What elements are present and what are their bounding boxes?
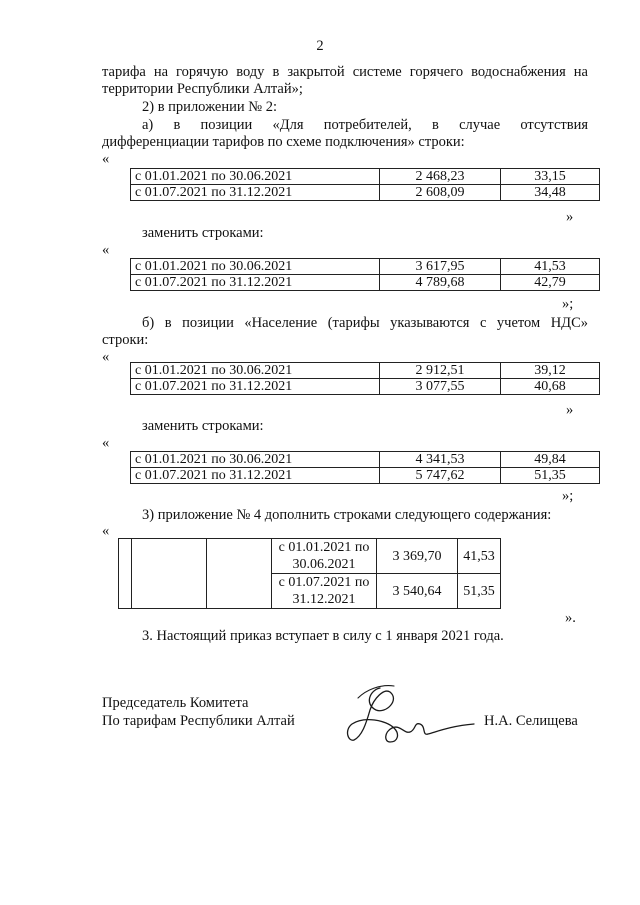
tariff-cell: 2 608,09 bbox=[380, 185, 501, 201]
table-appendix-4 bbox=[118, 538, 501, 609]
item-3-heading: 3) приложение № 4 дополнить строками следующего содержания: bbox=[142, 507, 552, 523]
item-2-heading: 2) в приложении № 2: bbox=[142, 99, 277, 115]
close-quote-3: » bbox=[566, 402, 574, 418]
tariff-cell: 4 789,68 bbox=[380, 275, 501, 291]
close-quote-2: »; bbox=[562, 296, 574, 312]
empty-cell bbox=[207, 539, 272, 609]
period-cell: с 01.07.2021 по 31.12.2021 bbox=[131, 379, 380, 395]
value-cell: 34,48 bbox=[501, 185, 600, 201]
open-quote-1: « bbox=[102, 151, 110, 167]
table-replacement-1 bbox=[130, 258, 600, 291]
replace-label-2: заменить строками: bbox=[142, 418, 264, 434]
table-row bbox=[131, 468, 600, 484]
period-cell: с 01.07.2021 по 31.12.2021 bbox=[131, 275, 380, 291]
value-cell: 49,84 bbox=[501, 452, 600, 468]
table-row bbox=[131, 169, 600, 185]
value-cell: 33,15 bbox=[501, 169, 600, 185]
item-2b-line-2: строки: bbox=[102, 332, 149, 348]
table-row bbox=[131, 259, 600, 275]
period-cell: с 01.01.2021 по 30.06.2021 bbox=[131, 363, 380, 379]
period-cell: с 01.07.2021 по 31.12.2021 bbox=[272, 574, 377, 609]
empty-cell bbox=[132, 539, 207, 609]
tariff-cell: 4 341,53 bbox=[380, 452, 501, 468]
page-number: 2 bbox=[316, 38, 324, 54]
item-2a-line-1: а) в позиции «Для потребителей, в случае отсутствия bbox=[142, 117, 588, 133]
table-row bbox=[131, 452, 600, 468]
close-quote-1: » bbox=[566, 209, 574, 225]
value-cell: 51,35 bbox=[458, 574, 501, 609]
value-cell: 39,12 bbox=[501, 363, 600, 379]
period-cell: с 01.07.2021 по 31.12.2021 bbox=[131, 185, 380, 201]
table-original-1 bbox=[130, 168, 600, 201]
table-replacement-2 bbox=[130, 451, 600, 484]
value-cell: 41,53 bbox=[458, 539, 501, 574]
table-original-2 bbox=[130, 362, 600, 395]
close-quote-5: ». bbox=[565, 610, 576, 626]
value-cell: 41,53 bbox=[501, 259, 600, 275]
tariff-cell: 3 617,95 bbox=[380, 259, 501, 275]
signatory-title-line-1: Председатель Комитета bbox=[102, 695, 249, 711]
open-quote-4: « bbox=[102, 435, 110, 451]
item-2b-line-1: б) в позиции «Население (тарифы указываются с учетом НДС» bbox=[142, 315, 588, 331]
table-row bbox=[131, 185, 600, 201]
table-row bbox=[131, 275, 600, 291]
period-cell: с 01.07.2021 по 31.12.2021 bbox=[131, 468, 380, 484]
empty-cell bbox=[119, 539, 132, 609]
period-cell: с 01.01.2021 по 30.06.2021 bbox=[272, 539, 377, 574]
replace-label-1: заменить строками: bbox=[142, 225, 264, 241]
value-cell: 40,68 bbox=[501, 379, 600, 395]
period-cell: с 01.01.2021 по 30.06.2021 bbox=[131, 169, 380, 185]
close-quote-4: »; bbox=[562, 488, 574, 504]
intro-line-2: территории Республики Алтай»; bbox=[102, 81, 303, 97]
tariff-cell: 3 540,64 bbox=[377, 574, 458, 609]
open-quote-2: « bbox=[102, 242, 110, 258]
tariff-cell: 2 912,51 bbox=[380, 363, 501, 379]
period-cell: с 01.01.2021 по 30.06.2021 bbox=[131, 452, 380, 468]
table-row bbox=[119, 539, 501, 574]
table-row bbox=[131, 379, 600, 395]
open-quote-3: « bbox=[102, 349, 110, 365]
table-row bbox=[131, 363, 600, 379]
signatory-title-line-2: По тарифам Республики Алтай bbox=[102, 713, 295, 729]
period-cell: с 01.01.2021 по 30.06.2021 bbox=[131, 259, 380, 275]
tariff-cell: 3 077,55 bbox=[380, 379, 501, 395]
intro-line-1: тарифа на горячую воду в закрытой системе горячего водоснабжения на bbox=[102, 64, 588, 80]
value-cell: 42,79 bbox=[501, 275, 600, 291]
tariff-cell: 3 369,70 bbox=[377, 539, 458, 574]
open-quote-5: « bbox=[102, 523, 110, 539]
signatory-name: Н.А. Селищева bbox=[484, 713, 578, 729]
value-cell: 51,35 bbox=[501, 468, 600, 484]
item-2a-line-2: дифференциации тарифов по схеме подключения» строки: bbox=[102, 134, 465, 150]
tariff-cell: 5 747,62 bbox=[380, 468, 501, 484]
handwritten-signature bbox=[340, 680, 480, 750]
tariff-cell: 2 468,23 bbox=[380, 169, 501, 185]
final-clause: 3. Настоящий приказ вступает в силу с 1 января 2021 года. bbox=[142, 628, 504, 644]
* * *
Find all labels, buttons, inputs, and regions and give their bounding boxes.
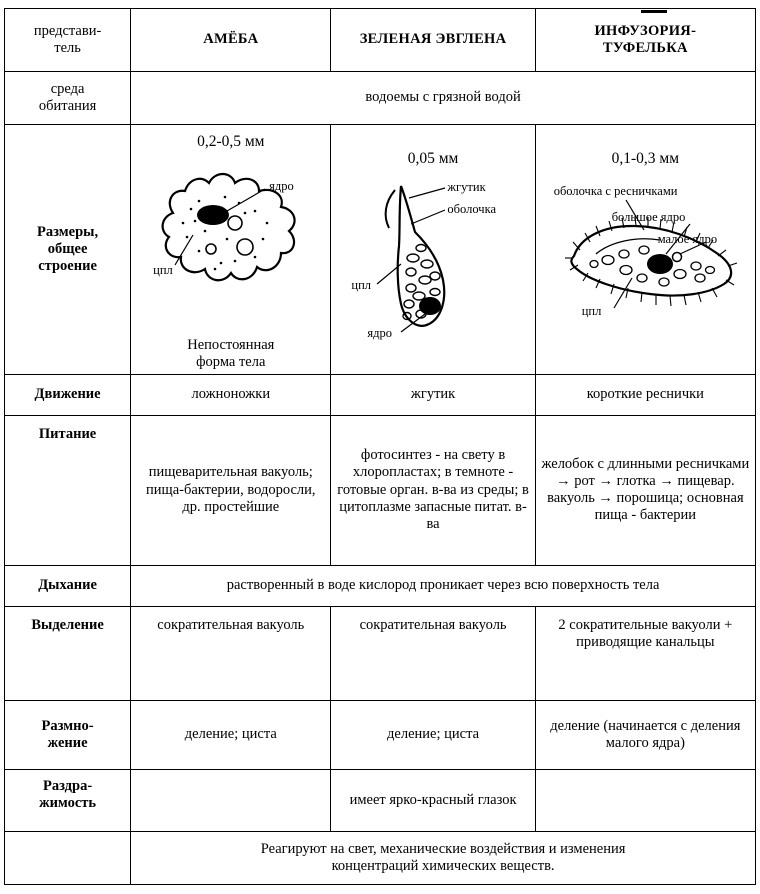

* **What the task asks**:
Render the data above as a numbered list, from the line with "What elements are" to the line with "item-3-heading: 3) приложение", both included. Leave out blank lines and pictures.

* **Output of the exercise**:
1. What elements are present and what are their bounding boxes?
2. tariff-cell: 2 608,09 bbox=[380, 185, 501, 201]
3. table-appendix-4 bbox=[118, 538, 501, 609]
4. item-3-heading: 3) приложение № 4 дополнить строками следующего содержания: bbox=[142, 507, 552, 523]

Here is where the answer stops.